Pull every line containing the word "your" from the records.

_ _ _ _ _ _ _

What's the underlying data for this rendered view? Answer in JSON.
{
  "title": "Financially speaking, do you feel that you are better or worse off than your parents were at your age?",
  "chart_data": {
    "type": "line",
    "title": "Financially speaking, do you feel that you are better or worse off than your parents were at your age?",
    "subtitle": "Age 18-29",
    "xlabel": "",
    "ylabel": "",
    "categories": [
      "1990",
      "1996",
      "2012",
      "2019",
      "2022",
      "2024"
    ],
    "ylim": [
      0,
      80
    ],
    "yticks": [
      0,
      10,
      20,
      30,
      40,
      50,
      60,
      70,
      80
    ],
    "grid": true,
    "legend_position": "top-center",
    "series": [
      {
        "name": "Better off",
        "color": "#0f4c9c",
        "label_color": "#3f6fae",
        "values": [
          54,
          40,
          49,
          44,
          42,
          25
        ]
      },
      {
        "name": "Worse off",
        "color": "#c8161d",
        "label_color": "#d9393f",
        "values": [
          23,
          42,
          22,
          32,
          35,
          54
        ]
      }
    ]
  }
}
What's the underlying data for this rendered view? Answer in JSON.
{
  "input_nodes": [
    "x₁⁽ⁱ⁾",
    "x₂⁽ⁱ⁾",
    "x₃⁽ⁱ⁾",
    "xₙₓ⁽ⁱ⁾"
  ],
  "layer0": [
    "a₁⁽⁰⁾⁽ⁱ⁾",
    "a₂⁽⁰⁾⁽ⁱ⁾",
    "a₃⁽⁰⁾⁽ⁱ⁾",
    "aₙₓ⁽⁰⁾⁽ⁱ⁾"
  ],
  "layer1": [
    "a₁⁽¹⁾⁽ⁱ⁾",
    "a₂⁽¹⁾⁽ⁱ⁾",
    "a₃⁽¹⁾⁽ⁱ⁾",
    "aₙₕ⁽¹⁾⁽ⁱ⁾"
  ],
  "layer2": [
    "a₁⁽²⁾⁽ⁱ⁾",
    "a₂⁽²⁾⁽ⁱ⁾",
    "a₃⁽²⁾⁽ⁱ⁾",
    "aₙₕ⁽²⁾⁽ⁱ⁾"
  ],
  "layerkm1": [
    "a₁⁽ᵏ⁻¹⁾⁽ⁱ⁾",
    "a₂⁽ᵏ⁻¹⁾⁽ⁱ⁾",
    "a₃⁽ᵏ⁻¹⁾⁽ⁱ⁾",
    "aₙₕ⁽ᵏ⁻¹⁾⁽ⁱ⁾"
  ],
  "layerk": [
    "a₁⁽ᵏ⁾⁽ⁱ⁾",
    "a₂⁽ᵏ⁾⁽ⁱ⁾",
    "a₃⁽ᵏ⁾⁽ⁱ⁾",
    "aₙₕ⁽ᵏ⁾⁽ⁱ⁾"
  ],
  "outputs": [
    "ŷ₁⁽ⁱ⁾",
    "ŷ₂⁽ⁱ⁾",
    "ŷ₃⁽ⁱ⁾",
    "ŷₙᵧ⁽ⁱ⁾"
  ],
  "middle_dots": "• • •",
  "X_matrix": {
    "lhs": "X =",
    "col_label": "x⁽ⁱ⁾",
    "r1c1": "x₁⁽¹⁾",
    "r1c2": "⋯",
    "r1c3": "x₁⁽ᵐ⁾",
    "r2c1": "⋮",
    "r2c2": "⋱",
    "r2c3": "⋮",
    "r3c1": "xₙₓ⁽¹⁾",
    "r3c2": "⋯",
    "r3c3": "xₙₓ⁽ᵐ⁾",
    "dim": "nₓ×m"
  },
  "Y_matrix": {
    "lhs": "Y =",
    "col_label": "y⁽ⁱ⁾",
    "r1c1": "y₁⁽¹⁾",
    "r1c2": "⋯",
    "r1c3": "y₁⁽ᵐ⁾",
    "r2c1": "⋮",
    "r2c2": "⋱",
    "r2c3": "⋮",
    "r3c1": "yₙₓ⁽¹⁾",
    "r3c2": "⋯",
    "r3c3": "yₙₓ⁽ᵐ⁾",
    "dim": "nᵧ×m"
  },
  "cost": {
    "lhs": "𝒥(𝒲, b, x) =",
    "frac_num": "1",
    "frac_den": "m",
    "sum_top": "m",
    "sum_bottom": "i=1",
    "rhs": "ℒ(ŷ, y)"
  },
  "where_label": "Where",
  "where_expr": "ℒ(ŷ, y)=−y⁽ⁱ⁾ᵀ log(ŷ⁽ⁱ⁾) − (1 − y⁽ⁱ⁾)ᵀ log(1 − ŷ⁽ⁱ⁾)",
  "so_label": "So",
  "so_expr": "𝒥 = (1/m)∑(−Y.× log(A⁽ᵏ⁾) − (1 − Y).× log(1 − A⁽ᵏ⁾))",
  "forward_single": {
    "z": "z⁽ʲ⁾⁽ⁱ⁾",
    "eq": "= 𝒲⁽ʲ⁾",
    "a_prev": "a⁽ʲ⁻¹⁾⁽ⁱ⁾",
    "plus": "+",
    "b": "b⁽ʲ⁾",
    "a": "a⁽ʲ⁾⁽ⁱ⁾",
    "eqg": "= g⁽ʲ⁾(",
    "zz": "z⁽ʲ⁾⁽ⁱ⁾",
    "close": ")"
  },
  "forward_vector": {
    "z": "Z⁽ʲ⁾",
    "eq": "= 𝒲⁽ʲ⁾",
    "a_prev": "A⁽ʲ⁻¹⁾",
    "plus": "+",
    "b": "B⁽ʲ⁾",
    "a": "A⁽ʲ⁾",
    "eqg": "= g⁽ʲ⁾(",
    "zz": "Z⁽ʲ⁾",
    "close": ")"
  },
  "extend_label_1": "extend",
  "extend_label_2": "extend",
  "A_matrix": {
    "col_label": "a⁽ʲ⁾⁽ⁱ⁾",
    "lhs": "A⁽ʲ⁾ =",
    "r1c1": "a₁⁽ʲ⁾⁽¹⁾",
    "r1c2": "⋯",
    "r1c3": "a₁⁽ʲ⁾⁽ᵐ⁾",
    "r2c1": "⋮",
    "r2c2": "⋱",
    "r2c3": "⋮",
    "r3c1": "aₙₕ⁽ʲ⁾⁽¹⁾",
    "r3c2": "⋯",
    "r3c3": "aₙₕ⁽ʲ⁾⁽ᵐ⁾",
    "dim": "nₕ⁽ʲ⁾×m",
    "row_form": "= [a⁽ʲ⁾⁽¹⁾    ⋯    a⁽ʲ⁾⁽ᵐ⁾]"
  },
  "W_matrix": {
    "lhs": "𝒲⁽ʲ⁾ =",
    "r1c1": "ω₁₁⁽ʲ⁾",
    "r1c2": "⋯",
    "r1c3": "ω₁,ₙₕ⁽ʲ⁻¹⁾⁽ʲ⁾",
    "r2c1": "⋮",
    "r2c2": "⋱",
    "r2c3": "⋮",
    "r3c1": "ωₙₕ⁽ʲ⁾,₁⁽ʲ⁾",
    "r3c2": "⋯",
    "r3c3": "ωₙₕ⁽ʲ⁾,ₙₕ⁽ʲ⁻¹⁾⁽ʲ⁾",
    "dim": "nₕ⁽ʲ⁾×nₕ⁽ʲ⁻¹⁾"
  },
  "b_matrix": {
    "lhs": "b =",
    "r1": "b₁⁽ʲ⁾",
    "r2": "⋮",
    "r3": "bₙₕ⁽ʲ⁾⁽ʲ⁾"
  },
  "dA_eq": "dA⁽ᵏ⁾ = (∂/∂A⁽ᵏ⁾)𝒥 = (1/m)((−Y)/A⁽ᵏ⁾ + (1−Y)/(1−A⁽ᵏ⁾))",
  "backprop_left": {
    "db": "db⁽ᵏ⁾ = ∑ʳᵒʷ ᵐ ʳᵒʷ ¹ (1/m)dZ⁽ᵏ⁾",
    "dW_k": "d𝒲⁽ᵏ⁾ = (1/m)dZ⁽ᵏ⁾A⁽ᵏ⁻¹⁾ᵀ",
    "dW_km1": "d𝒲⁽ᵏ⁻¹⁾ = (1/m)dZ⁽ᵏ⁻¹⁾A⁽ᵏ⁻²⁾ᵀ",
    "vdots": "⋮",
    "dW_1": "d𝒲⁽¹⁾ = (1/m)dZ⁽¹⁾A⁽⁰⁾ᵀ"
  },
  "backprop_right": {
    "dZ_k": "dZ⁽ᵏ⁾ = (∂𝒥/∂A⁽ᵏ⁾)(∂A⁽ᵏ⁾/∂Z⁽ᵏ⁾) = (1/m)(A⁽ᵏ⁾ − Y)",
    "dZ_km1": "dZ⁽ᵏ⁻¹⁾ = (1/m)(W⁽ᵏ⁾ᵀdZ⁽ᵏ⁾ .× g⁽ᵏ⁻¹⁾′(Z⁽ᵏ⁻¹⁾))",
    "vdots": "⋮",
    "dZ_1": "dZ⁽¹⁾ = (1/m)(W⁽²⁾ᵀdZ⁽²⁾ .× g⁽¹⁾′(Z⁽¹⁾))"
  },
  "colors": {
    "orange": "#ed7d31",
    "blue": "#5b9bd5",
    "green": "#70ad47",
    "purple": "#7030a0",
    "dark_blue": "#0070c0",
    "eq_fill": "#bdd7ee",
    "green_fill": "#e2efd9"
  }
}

_ _ _ _ _ _ _

> **THE REPLY**:
  "title": "Financially speaking, do you feel that you are better or worse off than your parents were at your age?",
    "title": "Financially speaking, do you feel that you are better or worse off than your parents were at your age?",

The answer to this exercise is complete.